_TASK INSTRUCTIONS_
Carry none of the pictures over; write out the complete data exactly.
--- START RECORDS ---
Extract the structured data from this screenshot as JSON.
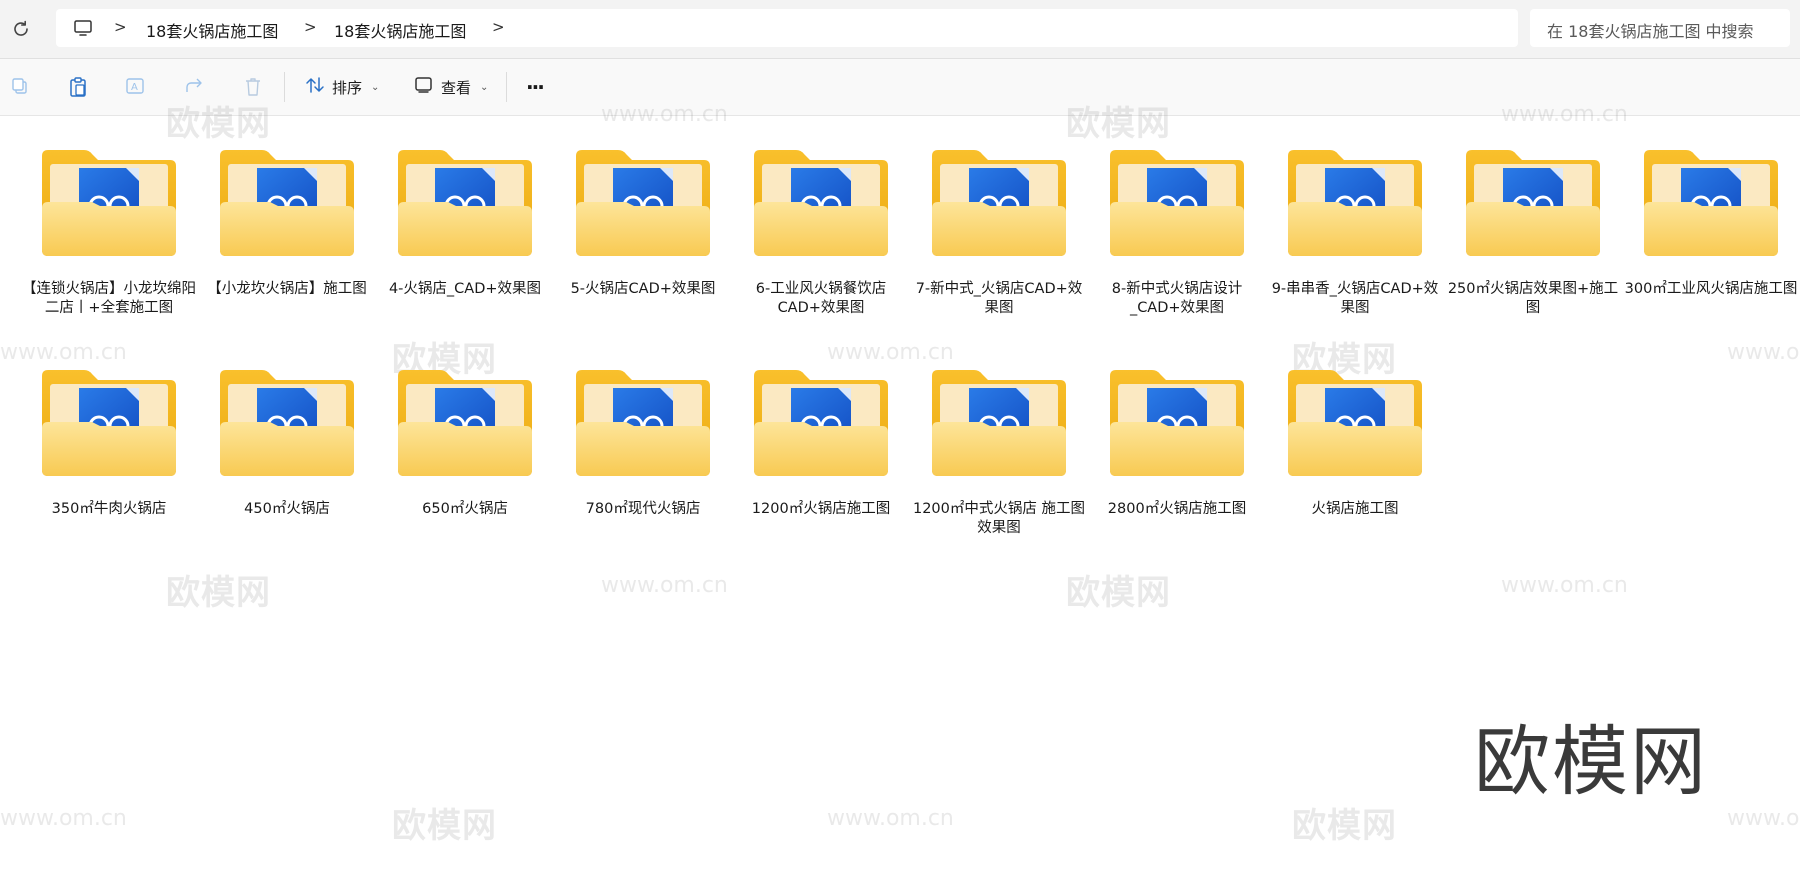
{
  "address_bar": {
    "breadcrumbs": [
      "18套火锅店施工图",
      "18套火锅店施工图"
    ],
    "search_placeholder": "在 18套火锅店施工图 中搜索"
  },
  "toolbar": {
    "sort_label": "排序",
    "view_label": "查看",
    "more_label": "···"
  },
  "folders": [
    {
      "name": "【连锁火锅店】小龙坎绵阳二店丨+全套施工图"
    },
    {
      "name": "【小龙坎火锅店】施工图"
    },
    {
      "name": "4-火锅店_CAD+效果图"
    },
    {
      "name": "5-火锅店CAD+效果图"
    },
    {
      "name": "6-工业风火锅餐饮店CAD+效果图"
    },
    {
      "name": "7-新中式_火锅店CAD+效果图"
    },
    {
      "name": "8-新中式火锅店设计_CAD+效果图"
    },
    {
      "name": "9-串串香_火锅店CAD+效果图"
    },
    {
      "name": "250㎡火锅店效果图+施工图"
    },
    {
      "name": "300㎡工业风火锅店施工图"
    },
    {
      "name": "350㎡牛肉火锅店"
    },
    {
      "name": "450㎡火锅店"
    },
    {
      "name": "650㎡火锅店"
    },
    {
      "name": "780㎡现代火锅店"
    },
    {
      "name": "1200㎡火锅店施工图"
    },
    {
      "name": "1200㎡中式火锅店 施工图 效果图"
    },
    {
      "name": "2800㎡火锅店施工图"
    },
    {
      "name": "火锅店施工图"
    }
  ],
  "watermarks": {
    "logo_text": "欧模网",
    "url_text": "www.om.cn",
    "big_text": "欧模网"
  },
  "colors": {
    "folder_back": "#f3b619",
    "folder_front": "#fcd77a",
    "file_blue": "#1f63d8",
    "accent": "#0067c0"
  }
}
--- END RECORDS ---
_CORRECT RESULT_
Extract the structured data from this screenshot as JSON.
{
  "address_bar": {
    "breadcrumbs": [
      "18套火锅店施工图",
      "18套火锅店施工图"
    ],
    "search_placeholder": "在 18套火锅店施工图 中搜索"
  },
  "toolbar": {
    "sort_label": "排序",
    "view_label": "查看",
    "more_label": "···"
  },
  "folders": [
    {
      "name": "【连锁火锅店】小龙坎绵阳二店丨+全套施工图"
    },
    {
      "name": "【小龙坎火锅店】施工图"
    },
    {
      "name": "4-火锅店_CAD+效果图"
    },
    {
      "name": "5-火锅店CAD+效果图"
    },
    {
      "name": "6-工业风火锅餐饮店CAD+效果图"
    },
    {
      "name": "7-新中式_火锅店CAD+效果图"
    },
    {
      "name": "8-新中式火锅店设计_CAD+效果图"
    },
    {
      "name": "9-串串香_火锅店CAD+效果图"
    },
    {
      "name": "250㎡火锅店效果图+施工图"
    },
    {
      "name": "300㎡工业风火锅店施工图"
    },
    {
      "name": "350㎡牛肉火锅店"
    },
    {
      "name": "450㎡火锅店"
    },
    {
      "name": "650㎡火锅店"
    },
    {
      "name": "780㎡现代火锅店"
    },
    {
      "name": "1200㎡火锅店施工图"
    },
    {
      "name": "1200㎡中式火锅店 施工图 效果图"
    },
    {
      "name": "2800㎡火锅店施工图"
    },
    {
      "name": "火锅店施工图"
    }
  ],
  "watermarks": {
    "logo_text": "欧模网",
    "url_text": "www.om.cn",
    "big_text": "欧模网"
  },
  "colors": {
    "folder_back": "#f3b619",
    "folder_front": "#fcd77a",
    "file_blue": "#1f63d8",
    "accent": "#0067c0"
  }
}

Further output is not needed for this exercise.